• [SHORT EXERCISE]:
Quote the listing below in full and exactly as written, but omit every picture.

• [Items from a data source]:
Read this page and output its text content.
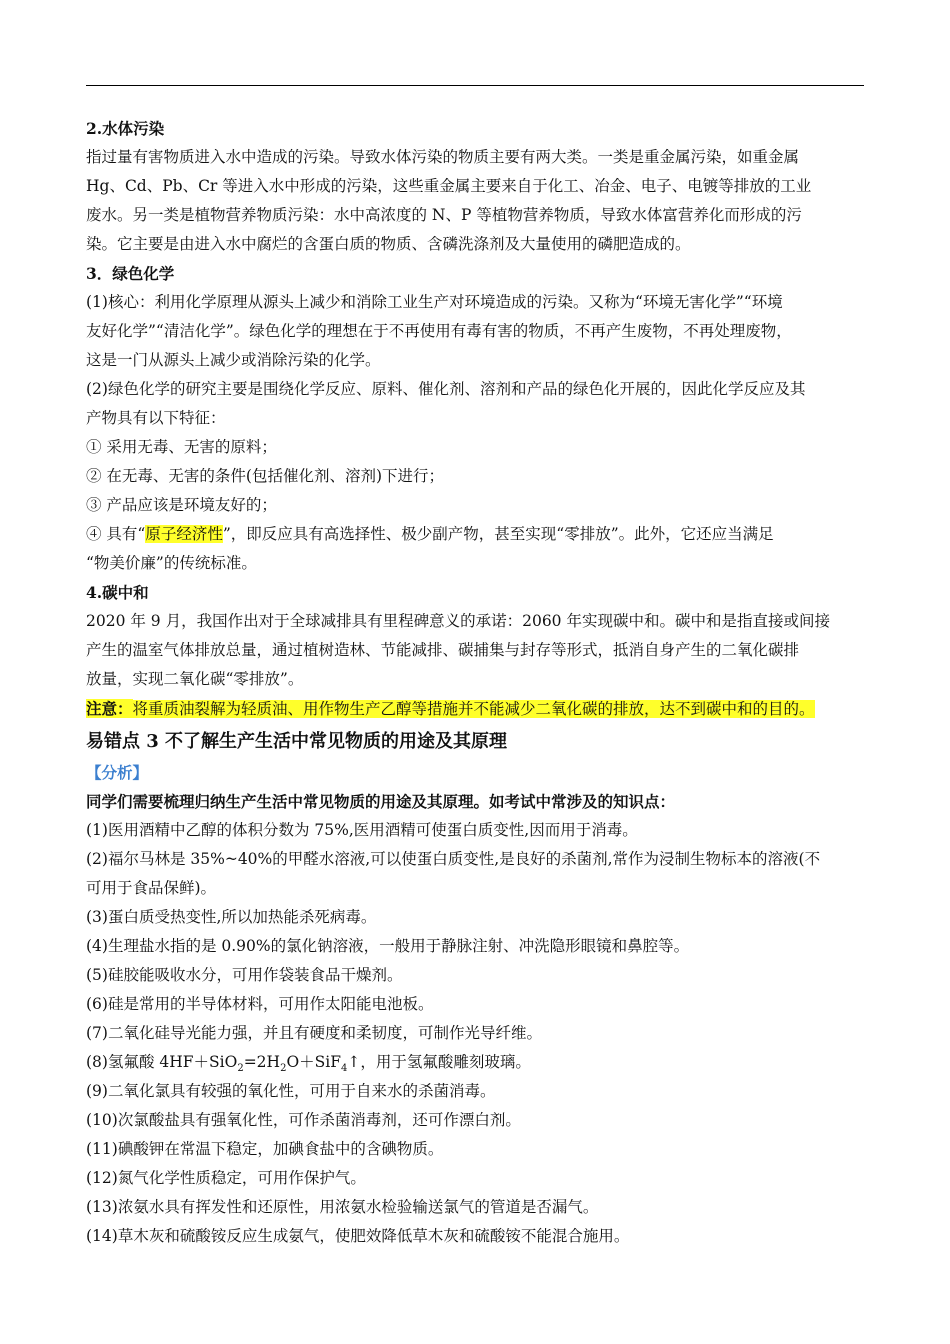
2.水体污染

指过量有害物质进入水中造成的污染。导致水体污染的物质主要有两大类。一类是重金属污染，如重金属

Hg、Cd、Pb、Cr 等进入水中形成的污染，这些重金属主要来自于化工、冶金、电子、电镀等排放的工业

废水。另一类是植物营养物质污染：水中高浓度的 N、P 等植物营养物质，导致水体富营养化而形成的污

染。它主要是由进入水中腐烂的含蛋白质的物质、含磷洗涤剂及大量使用的磷肥造成的。

3．绿色化学

(1)核心：利用化学原理从源头上减少和消除工业生产对环境造成的污染。又称为“环境无害化学”“环境

友好化学”“清洁化学”。绿色化学的理想在于不再使用有毒有害的物质，不再产生废物，不再处理废物，

这是一门从源头上减少或消除污染的化学。

(2)绿色化学的研究主要是围绕化学反应、原料、催化剂、溶剂和产品的绿色化开展的，因此化学反应及其

产物具有以下特征：

① 采用无毒、无害的原料；

② 在无毒、无害的条件(包括催化剂、溶剂)下进行；

③ 产品应该是环境友好的；

④ 具有“原子经济性”，即反应具有高选择性、极少副产物，甚至实现“零排放”。此外，它还应当满足

“物美价廉”的传统标准。

4.碳中和

2020 年 9 月，我国作出对于全球减排具有里程碑意义的承诺：2060 年实现碳中和。碳中和是指直接或间接

产生的温室气体排放总量，通过植树造林、节能减排、碳捕集与封存等形式，抵消自身产生的二氧化碳排

放量，实现二氧化碳“零排放”。

注意：将重质油裂解为轻质油、用作物生产乙醇等措施并不能减少二氧化碳的排放，达不到碳中和的目的。

易错点 3 不了解生产生活中常见物质的用途及其原理

【分析】

同学们需要梳理归纳生产生活中常见物质的用途及其原理。如考试中常涉及的知识点：

(1)医用酒精中乙醇的体积分数为 75%,医用酒精可使蛋白质变性,因而用于消毒。

(2)福尔马林是 35%~40%的甲醛水溶液,可以使蛋白质变性,是良好的杀菌剂,常作为浸制生物标本的溶液(不

可用于食品保鲜)。

(3)蛋白质受热变性,所以加热能杀死病毒。

(4)生理盐水指的是 0.90%的氯化钠溶液，一般用于静脉注射、冲洗隐形眼镜和鼻腔等。

(5)硅胶能吸收水分，可用作袋装食品干燥剂。

(6)硅是常用的半导体材料，可用作太阳能电池板。

(7)二氧化硅导光能力强，并且有硬度和柔韧度，可制作光导纤维。

(8)氢氟酸 $4HF+SiO_2=2H_2O+SiF_4↑$，用于氢氟酸雕刻玻璃。

(9)二氧化氯具有较强的氧化性，可用于自来水的杀菌消毒。

(10)次氯酸盐具有强氧化性，可作杀菌消毒剂，还可作漂白剂。

(11)碘酸钾在常温下稳定，加碘食盐中的含碘物质。

(12)氮气化学性质稳定，可用作保护气。

(13)浓氨水具有挥发性和还原性，用浓氨水检验输送氯气的管道是否漏气。

(14)草木灰和硫酸铵反应生成氨气，使肥效降低草木灰和硫酸铵不能混合施用。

• [EXERCISE RESULT]:
Read this page and output its text content.
2.水体污染

指过量有害物质进入水中造成的污染。导致水体污染的物质主要有两大类。一类是重金属污染，如重金属

Hg、Cd、Pb、Cr 等进入水中形成的污染，这些重金属主要来自于化工、冶金、电子、电镀等排放的工业

废水。另一类是植物营养物质污染：水中高浓度的 N、P 等植物营养物质，导致水体富营养化而形成的污

染。它主要是由进入水中腐烂的含蛋白质的物质、含磷洗涤剂及大量使用的磷肥造成的。

3．绿色化学

(1)核心：利用化学原理从源头上减少和消除工业生产对环境造成的污染。又称为“环境无害化学”“环境

友好化学”“清洁化学”。绿色化学的理想在于不再使用有毒有害的物质，不再产生废物，不再处理废物，

这是一门从源头上减少或消除污染的化学。

(2)绿色化学的研究主要是围绕化学反应、原料、催化剂、溶剂和产品的绿色化开展的，因此化学反应及其

产物具有以下特征：

① 采用无毒、无害的原料；

② 在无毒、无害的条件(包括催化剂、溶剂)下进行；

③ 产品应该是环境友好的；

④ 具有“原子经济性”，即反应具有高选择性、极少副产物，甚至实现“零排放”。此外，它还应当满足

“物美价廉”的传统标准。

4.碳中和

2020 年 9 月，我国作出对于全球减排具有里程碑意义的承诺：2060 年实现碳中和。碳中和是指直接或间接

产生的温室气体排放总量，通过植树造林、节能减排、碳捕集与封存等形式，抵消自身产生的二氧化碳排

放量，实现二氧化碳“零排放”。

注意：将重质油裂解为轻质油、用作物生产乙醇等措施并不能减少二氧化碳的排放，达不到碳中和的目的。

易错点 3 不了解生产生活中常见物质的用途及其原理

【分析】

同学们需要梳理归纳生产生活中常见物质的用途及其原理。如考试中常涉及的知识点：

(1)医用酒精中乙醇的体积分数为 75%,医用酒精可使蛋白质变性,因而用于消毒。

(2)福尔马林是 35%~40%的甲醛水溶液,可以使蛋白质变性,是良好的杀菌剂,常作为浸制生物标本的溶液(不

可用于食品保鲜)。

(3)蛋白质受热变性,所以加热能杀死病毒。

(4)生理盐水指的是 0.90%的氯化钠溶液，一般用于静脉注射、冲洗隐形眼镜和鼻腔等。

(5)硅胶能吸收水分，可用作袋装食品干燥剂。

(6)硅是常用的半导体材料，可用作太阳能电池板。

(7)二氧化硅导光能力强，并且有硬度和柔韧度，可制作光导纤维。

(8)氢氟酸 $4HF+SiO_2=2H_2O+SiF_4↑$，用于氢氟酸雕刻玻璃。

(9)二氧化氯具有较强的氧化性，可用于自来水的杀菌消毒。

(10)次氯酸盐具有强氧化性，可作杀菌消毒剂，还可作漂白剂。

(11)碘酸钾在常温下稳定，加碘食盐中的含碘物质。

(12)氮气化学性质稳定，可用作保护气。

(13)浓氨水具有挥发性和还原性，用浓氨水检验输送氯气的管道是否漏气。

(14)草木灰和硫酸铵反应生成氨气，使肥效降低草木灰和硫酸铵不能混合施用。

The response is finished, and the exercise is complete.